▶ Supplied entries:
/---

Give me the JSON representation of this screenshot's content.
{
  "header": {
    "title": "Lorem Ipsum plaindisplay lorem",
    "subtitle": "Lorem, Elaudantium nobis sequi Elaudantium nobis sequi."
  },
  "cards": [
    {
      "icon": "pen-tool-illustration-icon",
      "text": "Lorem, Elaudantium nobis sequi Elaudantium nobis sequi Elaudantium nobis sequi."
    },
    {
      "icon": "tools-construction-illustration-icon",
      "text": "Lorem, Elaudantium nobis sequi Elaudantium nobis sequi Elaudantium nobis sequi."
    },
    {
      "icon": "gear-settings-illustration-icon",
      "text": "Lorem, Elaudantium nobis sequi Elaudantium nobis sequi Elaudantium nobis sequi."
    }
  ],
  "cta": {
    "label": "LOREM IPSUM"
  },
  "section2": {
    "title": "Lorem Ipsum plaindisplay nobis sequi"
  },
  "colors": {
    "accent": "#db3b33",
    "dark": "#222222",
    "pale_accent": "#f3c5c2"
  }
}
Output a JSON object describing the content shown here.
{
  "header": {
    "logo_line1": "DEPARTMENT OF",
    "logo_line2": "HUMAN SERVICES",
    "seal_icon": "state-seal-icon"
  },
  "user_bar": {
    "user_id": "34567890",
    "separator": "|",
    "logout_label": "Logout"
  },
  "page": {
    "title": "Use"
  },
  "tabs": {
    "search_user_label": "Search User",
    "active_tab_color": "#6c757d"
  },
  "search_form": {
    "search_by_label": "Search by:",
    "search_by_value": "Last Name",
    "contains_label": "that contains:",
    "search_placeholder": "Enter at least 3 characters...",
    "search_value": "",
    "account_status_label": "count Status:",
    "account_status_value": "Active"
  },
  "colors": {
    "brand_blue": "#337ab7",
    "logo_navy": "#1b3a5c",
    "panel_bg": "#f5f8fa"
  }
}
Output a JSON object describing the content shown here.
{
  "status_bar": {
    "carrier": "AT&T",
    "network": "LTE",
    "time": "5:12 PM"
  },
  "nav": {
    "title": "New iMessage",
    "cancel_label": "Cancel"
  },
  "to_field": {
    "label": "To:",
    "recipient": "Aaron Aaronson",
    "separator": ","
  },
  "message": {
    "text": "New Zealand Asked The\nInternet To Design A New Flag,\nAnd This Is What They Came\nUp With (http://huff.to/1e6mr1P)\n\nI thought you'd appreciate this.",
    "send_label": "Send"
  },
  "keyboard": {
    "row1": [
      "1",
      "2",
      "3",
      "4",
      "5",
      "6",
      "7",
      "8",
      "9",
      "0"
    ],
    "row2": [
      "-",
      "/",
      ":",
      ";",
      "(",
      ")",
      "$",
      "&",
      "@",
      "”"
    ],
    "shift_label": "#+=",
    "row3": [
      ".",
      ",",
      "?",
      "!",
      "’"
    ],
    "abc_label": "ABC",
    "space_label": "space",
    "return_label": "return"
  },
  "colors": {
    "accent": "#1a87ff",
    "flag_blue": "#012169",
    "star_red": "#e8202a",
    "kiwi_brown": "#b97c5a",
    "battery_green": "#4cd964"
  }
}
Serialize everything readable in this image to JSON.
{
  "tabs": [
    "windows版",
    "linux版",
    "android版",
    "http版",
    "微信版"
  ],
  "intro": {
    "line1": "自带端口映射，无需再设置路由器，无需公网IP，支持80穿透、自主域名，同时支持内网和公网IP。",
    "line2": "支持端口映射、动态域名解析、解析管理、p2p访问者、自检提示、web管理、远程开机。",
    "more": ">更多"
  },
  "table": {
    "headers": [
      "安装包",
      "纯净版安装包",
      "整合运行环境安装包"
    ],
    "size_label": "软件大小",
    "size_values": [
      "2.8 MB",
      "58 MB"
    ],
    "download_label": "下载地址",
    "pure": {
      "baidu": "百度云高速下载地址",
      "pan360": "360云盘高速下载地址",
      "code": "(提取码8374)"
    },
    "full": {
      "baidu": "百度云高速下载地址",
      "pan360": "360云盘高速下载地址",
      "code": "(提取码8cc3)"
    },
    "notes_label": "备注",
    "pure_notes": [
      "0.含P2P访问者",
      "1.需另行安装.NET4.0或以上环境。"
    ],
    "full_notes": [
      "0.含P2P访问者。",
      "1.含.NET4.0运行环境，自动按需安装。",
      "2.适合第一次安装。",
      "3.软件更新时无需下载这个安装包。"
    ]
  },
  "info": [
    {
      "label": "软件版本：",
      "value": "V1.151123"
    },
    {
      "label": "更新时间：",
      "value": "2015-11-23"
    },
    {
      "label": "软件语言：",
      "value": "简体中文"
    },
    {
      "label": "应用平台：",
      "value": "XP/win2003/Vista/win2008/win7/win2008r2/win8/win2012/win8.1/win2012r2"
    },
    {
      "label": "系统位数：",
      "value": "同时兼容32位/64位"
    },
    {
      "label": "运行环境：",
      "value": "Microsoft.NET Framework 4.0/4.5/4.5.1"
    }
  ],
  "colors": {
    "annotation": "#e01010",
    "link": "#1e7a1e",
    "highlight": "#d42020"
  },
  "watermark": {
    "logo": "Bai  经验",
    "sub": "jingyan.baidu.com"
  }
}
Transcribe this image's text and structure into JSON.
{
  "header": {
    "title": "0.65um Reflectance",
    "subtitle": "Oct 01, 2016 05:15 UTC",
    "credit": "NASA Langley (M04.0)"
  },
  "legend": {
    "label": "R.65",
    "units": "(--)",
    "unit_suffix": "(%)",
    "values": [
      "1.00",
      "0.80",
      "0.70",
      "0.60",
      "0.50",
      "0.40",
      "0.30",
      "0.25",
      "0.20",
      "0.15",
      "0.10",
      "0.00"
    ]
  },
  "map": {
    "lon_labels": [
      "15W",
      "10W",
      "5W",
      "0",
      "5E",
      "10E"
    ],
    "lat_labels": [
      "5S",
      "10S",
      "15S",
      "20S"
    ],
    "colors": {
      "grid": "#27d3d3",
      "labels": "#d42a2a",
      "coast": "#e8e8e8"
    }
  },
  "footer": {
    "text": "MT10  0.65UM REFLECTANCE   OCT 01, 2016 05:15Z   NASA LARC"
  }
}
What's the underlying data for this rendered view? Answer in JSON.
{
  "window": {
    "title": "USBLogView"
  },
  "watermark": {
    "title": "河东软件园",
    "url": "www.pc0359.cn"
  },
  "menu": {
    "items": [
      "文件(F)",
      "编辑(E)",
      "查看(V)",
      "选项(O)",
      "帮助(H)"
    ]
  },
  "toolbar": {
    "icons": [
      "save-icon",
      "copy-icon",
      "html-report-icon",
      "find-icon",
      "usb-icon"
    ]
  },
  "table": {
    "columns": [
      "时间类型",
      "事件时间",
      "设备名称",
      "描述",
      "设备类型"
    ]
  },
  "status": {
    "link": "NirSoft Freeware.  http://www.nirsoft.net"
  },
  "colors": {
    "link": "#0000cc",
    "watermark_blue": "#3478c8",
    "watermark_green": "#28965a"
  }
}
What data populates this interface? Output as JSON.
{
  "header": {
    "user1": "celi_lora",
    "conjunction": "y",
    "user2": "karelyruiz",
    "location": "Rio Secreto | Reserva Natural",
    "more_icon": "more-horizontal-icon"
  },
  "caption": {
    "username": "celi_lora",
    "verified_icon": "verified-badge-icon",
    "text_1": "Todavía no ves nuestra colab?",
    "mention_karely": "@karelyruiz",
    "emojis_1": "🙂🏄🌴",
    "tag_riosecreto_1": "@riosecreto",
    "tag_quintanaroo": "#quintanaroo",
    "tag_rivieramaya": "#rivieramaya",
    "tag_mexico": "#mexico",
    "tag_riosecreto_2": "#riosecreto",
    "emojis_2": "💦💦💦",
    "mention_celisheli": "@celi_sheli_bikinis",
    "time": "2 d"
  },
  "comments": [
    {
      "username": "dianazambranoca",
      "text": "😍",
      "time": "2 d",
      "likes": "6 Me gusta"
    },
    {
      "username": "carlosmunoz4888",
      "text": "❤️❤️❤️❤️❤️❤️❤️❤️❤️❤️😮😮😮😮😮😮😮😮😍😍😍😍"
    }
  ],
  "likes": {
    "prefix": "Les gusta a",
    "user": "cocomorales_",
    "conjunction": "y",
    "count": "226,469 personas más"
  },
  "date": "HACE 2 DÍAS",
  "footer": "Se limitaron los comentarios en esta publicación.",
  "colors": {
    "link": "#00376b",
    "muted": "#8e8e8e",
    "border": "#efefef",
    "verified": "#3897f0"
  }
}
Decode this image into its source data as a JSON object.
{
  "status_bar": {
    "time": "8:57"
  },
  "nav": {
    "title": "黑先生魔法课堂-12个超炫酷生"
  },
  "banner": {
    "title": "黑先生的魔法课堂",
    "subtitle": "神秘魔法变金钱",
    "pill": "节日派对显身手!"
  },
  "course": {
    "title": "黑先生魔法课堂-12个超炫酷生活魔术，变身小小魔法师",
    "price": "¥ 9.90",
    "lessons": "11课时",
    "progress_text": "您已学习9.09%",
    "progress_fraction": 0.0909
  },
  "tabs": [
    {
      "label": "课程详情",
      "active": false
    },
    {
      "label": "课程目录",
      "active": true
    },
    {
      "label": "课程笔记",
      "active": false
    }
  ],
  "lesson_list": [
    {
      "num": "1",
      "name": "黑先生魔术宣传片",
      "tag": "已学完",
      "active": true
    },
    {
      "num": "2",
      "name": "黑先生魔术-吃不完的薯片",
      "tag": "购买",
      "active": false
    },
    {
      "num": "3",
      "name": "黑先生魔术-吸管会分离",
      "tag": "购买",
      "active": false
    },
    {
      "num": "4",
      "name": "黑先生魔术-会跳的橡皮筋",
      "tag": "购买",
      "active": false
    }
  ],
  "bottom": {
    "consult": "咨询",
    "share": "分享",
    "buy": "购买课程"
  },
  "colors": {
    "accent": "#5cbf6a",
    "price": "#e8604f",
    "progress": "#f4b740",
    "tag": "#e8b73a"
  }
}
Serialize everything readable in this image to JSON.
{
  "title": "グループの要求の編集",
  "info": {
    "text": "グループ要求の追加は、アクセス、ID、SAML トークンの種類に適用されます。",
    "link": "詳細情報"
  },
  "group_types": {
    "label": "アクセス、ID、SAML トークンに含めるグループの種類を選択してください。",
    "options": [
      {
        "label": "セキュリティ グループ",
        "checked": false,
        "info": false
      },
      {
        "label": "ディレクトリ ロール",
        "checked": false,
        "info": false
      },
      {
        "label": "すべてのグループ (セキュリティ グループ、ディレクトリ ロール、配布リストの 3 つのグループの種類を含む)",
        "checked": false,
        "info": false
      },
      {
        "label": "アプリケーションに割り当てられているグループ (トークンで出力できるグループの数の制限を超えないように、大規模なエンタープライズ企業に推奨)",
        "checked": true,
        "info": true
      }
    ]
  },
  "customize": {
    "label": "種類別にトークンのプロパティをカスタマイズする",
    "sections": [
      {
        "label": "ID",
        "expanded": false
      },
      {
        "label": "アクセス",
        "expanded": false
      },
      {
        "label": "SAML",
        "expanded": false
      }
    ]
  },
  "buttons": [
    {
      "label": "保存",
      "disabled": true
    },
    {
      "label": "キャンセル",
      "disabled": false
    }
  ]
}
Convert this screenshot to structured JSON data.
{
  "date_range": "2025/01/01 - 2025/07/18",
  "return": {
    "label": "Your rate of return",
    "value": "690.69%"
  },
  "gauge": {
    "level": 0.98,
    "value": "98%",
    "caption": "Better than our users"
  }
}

\---

▶ Direction:
Select and copy each line from the data that includes the word "return".

▶ Response to this task:
    "return_label": "return"
  "return": {
    "label": "Your rate of return",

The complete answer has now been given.